Data records:
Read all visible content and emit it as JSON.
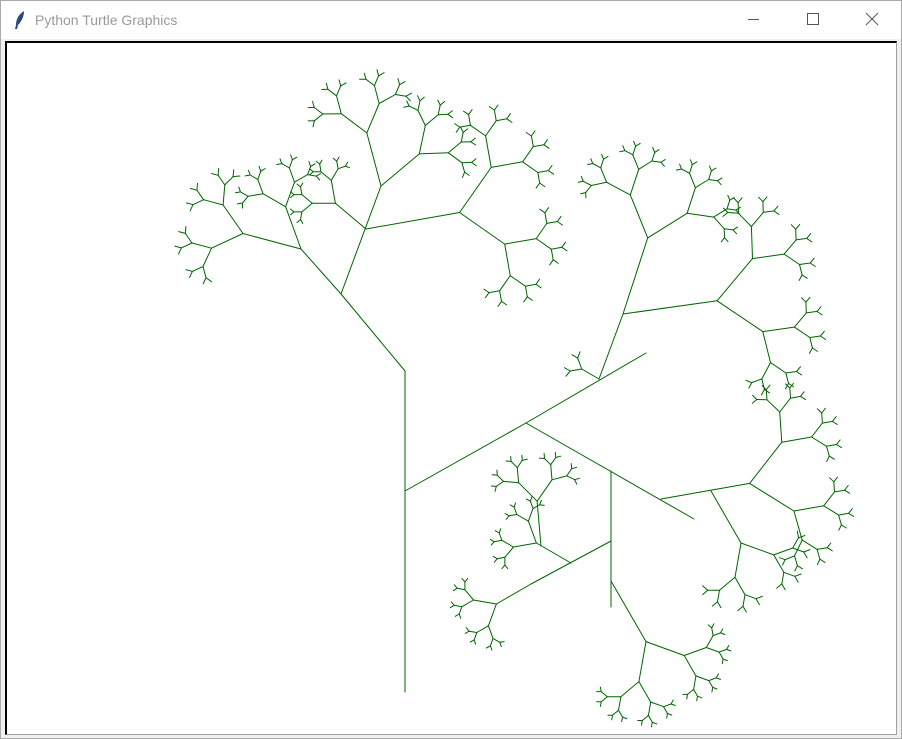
{
  "window": {
    "title": "Python Turtle Graphics",
    "app_icon": "feather-icon",
    "controls": {
      "minimize_icon": "minimize-icon",
      "maximize_icon": "maximize-icon",
      "close_icon": "close-icon"
    }
  },
  "canvas": {
    "background": "#ffffff",
    "pen_color": "#006400",
    "drawing": "fractal-tree"
  }
}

**Objective**: Copy the material above in full and exactly, skipping pictures.

**Solution to this task**:
Read all visible content and emit it as JSON.
{
  "window": {
    "title": "Python Turtle Graphics",
    "app_icon": "feather-icon",
    "controls": {
      "minimize_icon": "minimize-icon",
      "maximize_icon": "maximize-icon",
      "close_icon": "close-icon"
    }
  },
  "canvas": {
    "background": "#ffffff",
    "pen_color": "#006400",
    "drawing": "fractal-tree"
  }
}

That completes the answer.